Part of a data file

****************************************

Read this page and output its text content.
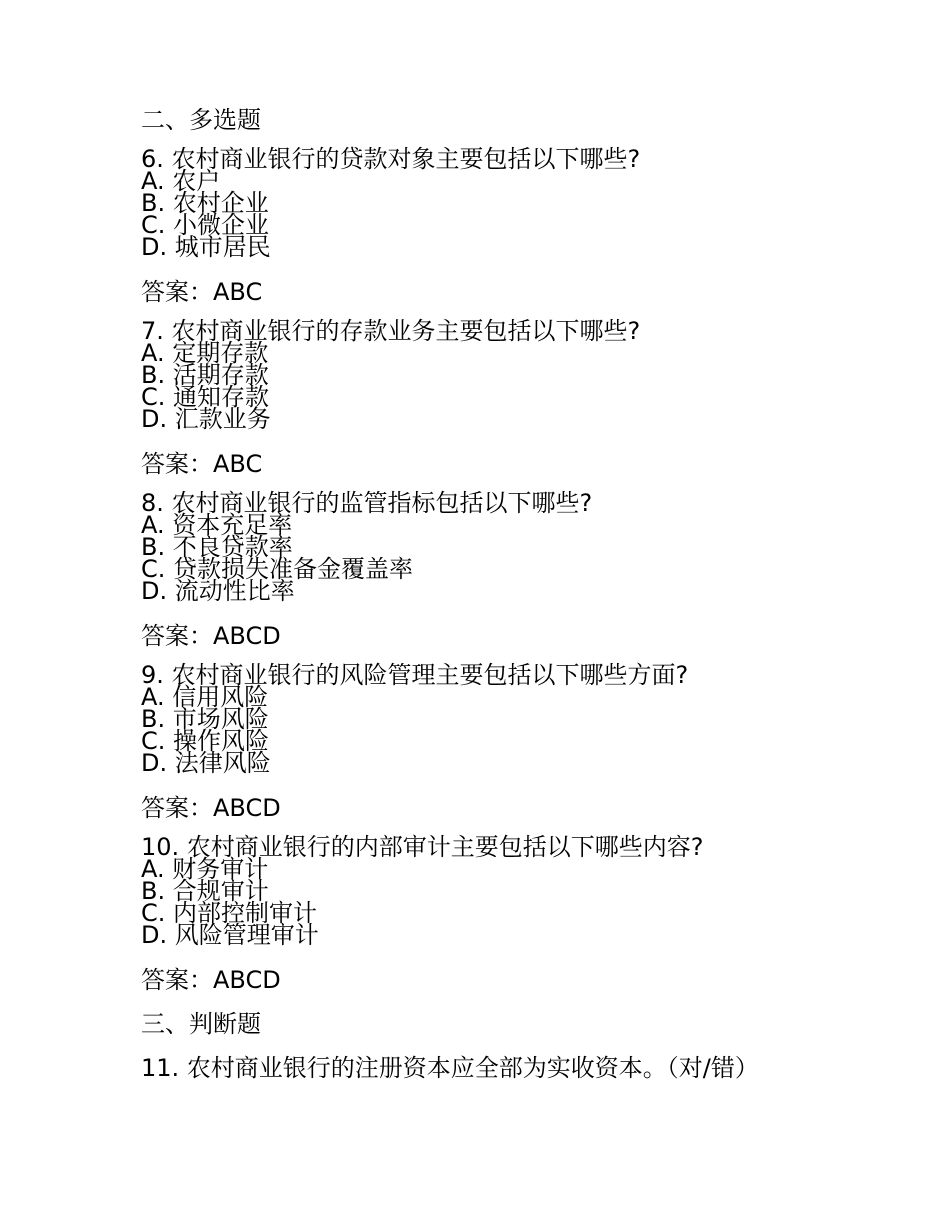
二、多选题
6. 农村商业银行的贷款对象主要包括以下哪些?
A. 农户
B. 农村企业
C. 小微企业
D. 城市居民
答案：ABC
7. 农村商业银行的存款业务主要包括以下哪些?
A. 定期存款
B. 活期存款
C. 通知存款
D. 汇款业务
答案：ABC
8. 农村商业银行的监管指标包括以下哪些?
A. 资本充足率
B. 不良贷款率
C. 贷款损失准备金覆盖率
D. 流动性比率
答案：ABCD
9. 农村商业银行的风险管理主要包括以下哪些方面?
A. 信用风险
B. 市场风险
C. 操作风险
D. 法律风险
答案：ABCD
10. 农村商业银行的内部审计主要包括以下哪些内容?
A. 财务审计
B. 合规审计
C. 内部控制审计
D. 风险管理审计
答案：ABCD
三、判断题
11. 农村商业银行的注册资本应全部为实收资本。（对/错）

****************************************

Stated goal
Return all the entries word for word, but omit any pictures they contain.

Completed task
Read this page and output its text content.
二、多选题
6. 农村商业银行的贷款对象主要包括以下哪些?
A. 农户
B. 农村企业
C. 小微企业
D. 城市居民
答案：ABC
7. 农村商业银行的存款业务主要包括以下哪些?
A. 定期存款
B. 活期存款
C. 通知存款
D. 汇款业务
答案：ABC
8. 农村商业银行的监管指标包括以下哪些?
A. 资本充足率
B. 不良贷款率
C. 贷款损失准备金覆盖率
D. 流动性比率
答案：ABCD
9. 农村商业银行的风险管理主要包括以下哪些方面?
A. 信用风险
B. 市场风险
C. 操作风险
D. 法律风险
答案：ABCD
10. 农村商业银行的内部审计主要包括以下哪些内容?
A. 财务审计
B. 合规审计
C. 内部控制审计
D. 风险管理审计
答案：ABCD
三、判断题
11. 农村商业银行的注册资本应全部为实收资本。（对/错）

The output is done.